Requirement: Collect every line of the records below that contains the word "JSON".

Data supplied:
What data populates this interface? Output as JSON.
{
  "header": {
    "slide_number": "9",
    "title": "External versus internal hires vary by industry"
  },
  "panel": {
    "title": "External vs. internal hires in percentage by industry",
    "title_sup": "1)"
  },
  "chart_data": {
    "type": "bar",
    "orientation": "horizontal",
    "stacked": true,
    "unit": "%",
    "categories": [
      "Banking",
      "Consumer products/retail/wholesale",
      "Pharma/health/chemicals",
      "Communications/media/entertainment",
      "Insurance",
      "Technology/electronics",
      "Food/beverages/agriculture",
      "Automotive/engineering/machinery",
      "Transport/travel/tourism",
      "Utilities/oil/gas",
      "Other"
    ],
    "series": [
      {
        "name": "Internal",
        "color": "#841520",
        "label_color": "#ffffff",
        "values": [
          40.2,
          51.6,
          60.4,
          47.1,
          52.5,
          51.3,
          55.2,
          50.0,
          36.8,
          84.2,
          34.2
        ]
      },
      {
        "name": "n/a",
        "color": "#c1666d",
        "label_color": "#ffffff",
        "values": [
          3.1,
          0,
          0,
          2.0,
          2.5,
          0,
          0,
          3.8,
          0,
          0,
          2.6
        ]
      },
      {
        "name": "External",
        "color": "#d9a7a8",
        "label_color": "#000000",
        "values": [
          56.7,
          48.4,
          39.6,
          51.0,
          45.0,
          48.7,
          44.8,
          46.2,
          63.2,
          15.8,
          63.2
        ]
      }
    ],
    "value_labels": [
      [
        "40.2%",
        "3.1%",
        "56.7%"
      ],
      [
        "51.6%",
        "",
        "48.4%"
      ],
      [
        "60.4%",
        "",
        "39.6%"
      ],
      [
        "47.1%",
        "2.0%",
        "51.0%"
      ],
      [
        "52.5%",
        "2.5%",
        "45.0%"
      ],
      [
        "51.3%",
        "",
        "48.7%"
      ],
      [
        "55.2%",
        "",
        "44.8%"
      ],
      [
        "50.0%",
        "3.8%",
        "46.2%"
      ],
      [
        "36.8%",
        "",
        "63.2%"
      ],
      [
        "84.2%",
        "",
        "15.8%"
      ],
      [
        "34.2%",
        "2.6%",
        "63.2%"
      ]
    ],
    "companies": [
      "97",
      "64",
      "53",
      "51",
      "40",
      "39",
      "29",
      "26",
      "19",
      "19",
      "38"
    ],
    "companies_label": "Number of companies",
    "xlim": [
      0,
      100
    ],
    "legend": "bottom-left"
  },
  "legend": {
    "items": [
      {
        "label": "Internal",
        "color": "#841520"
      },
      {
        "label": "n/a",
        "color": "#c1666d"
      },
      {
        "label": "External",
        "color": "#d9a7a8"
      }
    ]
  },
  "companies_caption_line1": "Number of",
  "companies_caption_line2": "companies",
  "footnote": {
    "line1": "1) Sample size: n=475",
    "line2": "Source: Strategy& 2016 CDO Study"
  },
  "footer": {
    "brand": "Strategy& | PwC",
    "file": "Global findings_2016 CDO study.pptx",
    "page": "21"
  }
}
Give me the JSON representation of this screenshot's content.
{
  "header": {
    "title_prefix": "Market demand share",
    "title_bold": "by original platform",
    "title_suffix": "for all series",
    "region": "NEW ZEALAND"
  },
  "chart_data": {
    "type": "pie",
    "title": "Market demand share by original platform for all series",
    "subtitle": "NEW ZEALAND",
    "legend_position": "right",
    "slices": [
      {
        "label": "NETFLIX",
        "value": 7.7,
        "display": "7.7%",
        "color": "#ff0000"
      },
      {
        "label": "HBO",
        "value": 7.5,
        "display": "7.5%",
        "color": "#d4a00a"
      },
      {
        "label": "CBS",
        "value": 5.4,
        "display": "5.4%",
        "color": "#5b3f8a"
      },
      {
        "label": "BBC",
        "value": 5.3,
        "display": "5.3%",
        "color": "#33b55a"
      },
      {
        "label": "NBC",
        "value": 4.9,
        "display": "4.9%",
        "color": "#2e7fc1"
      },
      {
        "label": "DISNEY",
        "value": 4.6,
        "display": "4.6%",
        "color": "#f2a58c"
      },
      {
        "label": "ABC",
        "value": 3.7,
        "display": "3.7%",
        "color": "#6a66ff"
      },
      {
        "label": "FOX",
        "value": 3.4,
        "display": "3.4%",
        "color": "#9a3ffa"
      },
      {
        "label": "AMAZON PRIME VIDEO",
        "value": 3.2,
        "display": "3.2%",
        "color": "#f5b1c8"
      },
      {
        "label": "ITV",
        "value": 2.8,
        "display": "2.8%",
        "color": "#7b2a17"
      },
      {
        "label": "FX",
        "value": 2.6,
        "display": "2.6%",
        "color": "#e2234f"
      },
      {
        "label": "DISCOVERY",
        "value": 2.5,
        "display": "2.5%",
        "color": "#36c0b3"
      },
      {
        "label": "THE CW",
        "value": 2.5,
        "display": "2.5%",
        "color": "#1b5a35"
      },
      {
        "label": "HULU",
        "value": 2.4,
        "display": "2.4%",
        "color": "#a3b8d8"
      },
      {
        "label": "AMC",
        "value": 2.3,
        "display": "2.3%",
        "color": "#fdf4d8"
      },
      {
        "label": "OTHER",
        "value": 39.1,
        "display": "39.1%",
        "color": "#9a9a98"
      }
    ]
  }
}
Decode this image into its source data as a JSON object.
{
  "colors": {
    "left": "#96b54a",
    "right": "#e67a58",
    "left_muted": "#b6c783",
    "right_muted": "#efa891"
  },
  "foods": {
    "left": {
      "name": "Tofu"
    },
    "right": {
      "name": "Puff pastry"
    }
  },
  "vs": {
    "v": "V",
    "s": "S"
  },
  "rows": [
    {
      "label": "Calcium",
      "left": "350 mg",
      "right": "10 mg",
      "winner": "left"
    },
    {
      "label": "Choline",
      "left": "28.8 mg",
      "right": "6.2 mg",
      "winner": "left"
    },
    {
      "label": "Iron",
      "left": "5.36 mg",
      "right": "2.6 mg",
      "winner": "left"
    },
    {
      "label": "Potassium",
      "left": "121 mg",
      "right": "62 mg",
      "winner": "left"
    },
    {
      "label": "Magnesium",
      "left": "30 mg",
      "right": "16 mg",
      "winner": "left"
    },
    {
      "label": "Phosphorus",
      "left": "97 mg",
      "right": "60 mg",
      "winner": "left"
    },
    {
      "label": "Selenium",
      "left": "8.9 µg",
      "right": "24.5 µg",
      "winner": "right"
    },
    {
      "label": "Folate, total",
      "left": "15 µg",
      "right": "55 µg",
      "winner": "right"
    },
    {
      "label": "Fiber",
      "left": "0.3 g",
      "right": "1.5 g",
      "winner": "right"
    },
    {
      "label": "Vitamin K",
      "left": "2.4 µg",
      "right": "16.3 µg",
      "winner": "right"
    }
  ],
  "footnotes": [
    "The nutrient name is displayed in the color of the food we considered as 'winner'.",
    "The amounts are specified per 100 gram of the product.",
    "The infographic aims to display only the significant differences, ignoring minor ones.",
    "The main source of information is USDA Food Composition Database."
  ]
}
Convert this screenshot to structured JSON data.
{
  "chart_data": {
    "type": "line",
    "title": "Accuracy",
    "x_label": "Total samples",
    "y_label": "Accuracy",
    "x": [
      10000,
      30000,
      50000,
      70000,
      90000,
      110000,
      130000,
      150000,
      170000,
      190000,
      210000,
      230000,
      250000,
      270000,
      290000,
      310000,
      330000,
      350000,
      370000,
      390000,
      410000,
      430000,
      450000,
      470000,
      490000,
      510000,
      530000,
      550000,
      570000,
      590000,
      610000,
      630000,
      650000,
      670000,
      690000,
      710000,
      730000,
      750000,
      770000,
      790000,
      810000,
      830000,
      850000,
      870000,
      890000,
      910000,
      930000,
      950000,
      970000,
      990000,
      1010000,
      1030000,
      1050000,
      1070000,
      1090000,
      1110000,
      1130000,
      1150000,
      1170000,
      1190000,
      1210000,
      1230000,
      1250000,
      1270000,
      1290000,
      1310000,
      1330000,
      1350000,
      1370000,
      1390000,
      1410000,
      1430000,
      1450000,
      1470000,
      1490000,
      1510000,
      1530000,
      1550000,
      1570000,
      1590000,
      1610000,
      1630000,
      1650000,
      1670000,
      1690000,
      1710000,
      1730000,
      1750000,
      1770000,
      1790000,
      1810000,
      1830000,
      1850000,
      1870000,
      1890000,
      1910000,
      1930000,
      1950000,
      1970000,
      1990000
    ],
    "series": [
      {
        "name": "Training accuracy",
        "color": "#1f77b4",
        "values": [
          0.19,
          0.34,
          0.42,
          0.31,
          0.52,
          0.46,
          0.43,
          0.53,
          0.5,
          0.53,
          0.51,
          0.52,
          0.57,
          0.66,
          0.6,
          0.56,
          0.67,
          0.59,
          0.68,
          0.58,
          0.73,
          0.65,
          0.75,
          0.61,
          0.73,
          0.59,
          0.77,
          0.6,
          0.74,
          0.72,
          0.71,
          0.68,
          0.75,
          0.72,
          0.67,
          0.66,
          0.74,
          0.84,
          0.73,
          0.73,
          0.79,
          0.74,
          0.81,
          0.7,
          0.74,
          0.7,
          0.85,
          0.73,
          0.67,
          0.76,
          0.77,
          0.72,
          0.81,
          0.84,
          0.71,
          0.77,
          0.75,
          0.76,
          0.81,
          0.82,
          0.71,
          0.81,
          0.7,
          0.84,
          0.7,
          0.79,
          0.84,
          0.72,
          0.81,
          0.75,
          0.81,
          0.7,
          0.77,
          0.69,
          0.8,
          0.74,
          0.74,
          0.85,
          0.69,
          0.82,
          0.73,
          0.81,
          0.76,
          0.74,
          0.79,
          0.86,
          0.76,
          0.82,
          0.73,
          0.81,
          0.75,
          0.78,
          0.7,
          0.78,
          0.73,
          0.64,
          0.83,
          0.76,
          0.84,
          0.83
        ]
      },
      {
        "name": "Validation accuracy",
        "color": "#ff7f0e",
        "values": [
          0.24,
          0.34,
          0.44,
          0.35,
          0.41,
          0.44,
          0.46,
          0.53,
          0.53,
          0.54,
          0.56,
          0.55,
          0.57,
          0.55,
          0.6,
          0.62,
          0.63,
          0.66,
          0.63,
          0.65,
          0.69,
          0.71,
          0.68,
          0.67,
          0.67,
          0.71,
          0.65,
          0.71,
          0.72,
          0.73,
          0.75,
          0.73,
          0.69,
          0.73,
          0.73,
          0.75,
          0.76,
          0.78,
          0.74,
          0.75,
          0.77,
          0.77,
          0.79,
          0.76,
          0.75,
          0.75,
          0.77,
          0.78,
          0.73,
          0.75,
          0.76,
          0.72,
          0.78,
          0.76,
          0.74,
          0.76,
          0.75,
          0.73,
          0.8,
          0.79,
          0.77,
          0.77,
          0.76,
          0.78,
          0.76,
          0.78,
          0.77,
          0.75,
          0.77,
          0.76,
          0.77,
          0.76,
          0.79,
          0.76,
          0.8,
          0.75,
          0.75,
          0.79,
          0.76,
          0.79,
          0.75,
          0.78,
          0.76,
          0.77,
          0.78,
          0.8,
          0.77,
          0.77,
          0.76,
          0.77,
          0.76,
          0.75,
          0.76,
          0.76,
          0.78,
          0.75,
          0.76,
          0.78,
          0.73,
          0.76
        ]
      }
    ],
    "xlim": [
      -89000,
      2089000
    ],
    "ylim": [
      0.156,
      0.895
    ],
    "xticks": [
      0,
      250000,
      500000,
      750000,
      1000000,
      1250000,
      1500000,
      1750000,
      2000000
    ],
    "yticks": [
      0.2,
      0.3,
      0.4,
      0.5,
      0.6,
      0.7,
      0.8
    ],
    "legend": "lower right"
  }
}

Written answer:
What data populates this interface? Output as JSON.
Give me the JSON representation of this screenshot's content.
Decode this image into its source data as a JSON object.
Convert this screenshot to structured JSON data.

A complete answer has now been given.